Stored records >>

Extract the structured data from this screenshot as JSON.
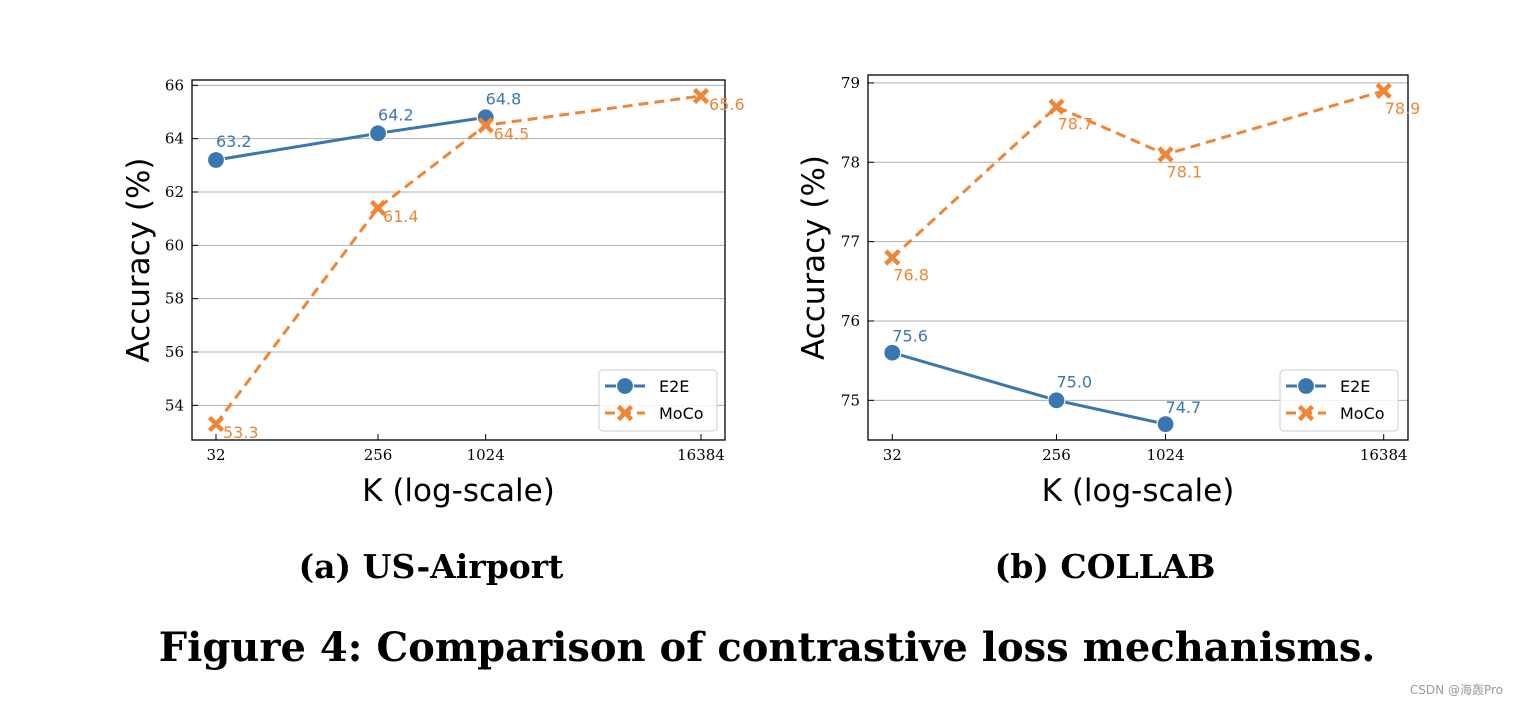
{
  "chart_data": [
    {
      "type": "line",
      "subcaption": "(a) US-Airport",
      "xlabel": "K (log-scale)",
      "ylabel": "Accuracy (%)",
      "x_scale": "log",
      "x_ticks": [
        "32",
        "256",
        "1024",
        "16384"
      ],
      "y_ticks": [
        "54",
        "56",
        "58",
        "60",
        "62",
        "64",
        "66"
      ],
      "ylim": [
        52.7,
        66.2
      ],
      "grid": "horizontal",
      "legend_position": "bottom-right",
      "series": [
        {
          "name": "E2E",
          "color": "#3a76af",
          "style": "solid",
          "marker": "circle",
          "x": [
            32,
            256,
            1024
          ],
          "y": [
            63.2,
            64.2,
            64.8
          ],
          "labels": [
            "63.2",
            "64.2",
            "64.8"
          ]
        },
        {
          "name": "MoCo",
          "color": "#ef8636",
          "style": "dashed",
          "marker": "x",
          "x": [
            32,
            256,
            1024,
            16384
          ],
          "y": [
            53.3,
            61.4,
            64.5,
            65.6
          ],
          "labels": [
            "53.3",
            "61.4",
            "64.5",
            "65.6"
          ]
        }
      ]
    },
    {
      "type": "line",
      "subcaption": "(b) COLLAB",
      "xlabel": "K (log-scale)",
      "ylabel": "Accuracy (%)",
      "x_scale": "log",
      "x_ticks": [
        "32",
        "256",
        "1024",
        "16384"
      ],
      "y_ticks": [
        "75",
        "76",
        "77",
        "78",
        "79"
      ],
      "ylim": [
        74.5,
        79.1
      ],
      "grid": "horizontal",
      "legend_position": "bottom-right",
      "series": [
        {
          "name": "E2E",
          "color": "#3a76af",
          "style": "solid",
          "marker": "circle",
          "x": [
            32,
            256,
            1024
          ],
          "y": [
            75.6,
            75.0,
            74.7
          ],
          "labels": [
            "75.6",
            "75.0",
            "74.7"
          ]
        },
        {
          "name": "MoCo",
          "color": "#ef8636",
          "style": "dashed",
          "marker": "x",
          "x": [
            32,
            256,
            1024,
            16384
          ],
          "y": [
            76.8,
            78.7,
            78.1,
            78.9
          ],
          "labels": [
            "76.8",
            "78.7",
            "78.1",
            "78.9"
          ]
        }
      ]
    }
  ],
  "caption": "Figure 4: Comparison of contrastive loss mechanisms.",
  "watermark": "CSDN @海轰Pro"
}
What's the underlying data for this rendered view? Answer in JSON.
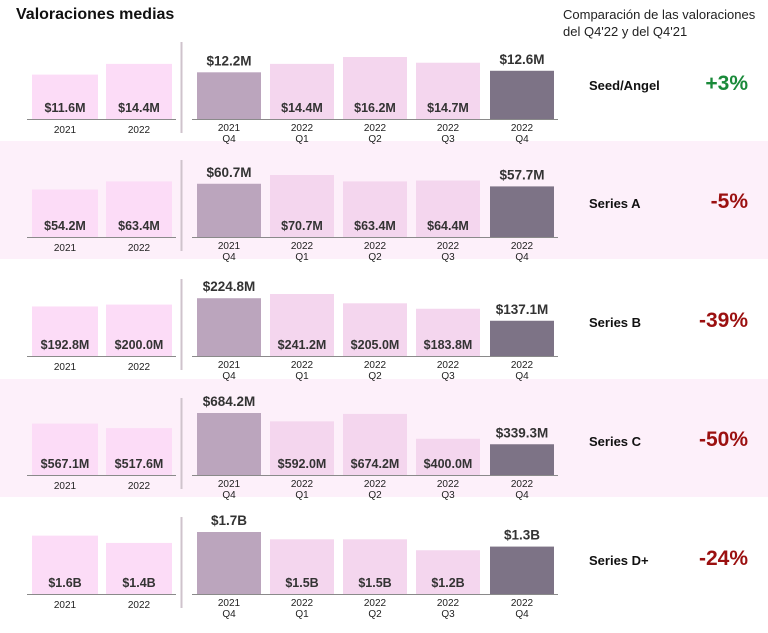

Task statement >> Go through the material above and print all of it exactly, except the pictures.

Task result >>
Extract the structured data from this screenshot as JSON.
{
  "chart_data": [
    {
      "type": "line",
      "subcaption": "(a) US-Airport",
      "xlabel": "K (log-scale)",
      "ylabel": "Accuracy (%)",
      "x_scale": "log",
      "x_ticks": [
        "32",
        "256",
        "1024",
        "16384"
      ],
      "y_ticks": [
        "54",
        "56",
        "58",
        "60",
        "62",
        "64",
        "66"
      ],
      "ylim": [
        52.7,
        66.2
      ],
      "grid": "horizontal",
      "legend_position": "bottom-right",
      "series": [
        {
          "name": "E2E",
          "color": "#3a76af",
          "style": "solid",
          "marker": "circle",
          "x": [
            32,
            256,
            1024
          ],
          "y": [
            63.2,
            64.2,
            64.8
          ],
          "labels": [
            "63.2",
            "64.2",
            "64.8"
          ]
        },
        {
          "name": "MoCo",
          "color": "#ef8636",
          "style": "dashed",
          "marker": "x",
          "x": [
            32,
            256,
            1024,
            16384
          ],
          "y": [
            53.3,
            61.4,
            64.5,
            65.6
          ],
          "labels": [
            "53.3",
            "61.4",
            "64.5",
            "65.6"
          ]
        }
      ]
    },
    {
      "type": "line",
      "subcaption": "(b) COLLAB",
      "xlabel": "K (log-scale)",
      "ylabel": "Accuracy (%)",
      "x_scale": "log",
      "x_ticks": [
        "32",
        "256",
        "1024",
        "16384"
      ],
      "y_ticks": [
        "75",
        "76",
        "77",
        "78",
        "79"
      ],
      "ylim": [
        74.5,
        79.1
      ],
      "grid": "horizontal",
      "legend_position": "bottom-right",
      "series": [
        {
          "name": "E2E",
          "color": "#3a76af",
          "style": "solid",
          "marker": "circle",
          "x": [
            32,
            256,
            1024
          ],
          "y": [
            75.6,
            75.0,
            74.7
          ],
          "labels": [
            "75.6",
            "75.0",
            "74.7"
          ]
        },
        {
          "name": "MoCo",
          "color": "#ef8636",
          "style": "dashed",
          "marker": "x",
          "x": [
            32,
            256,
            1024,
            16384
          ],
          "y": [
            76.8,
            78.7,
            78.1,
            78.9
          ],
          "labels": [
            "76.8",
            "78.7",
            "78.1",
            "78.9"
          ]
        }
      ]
    }
  ],
  "caption": "Figure 4: Comparison of contrastive loss mechanisms.",
  "watermark": "CSDN @海轰Pro"
}
What's the underlying data for this rendered view? Answer in JSON.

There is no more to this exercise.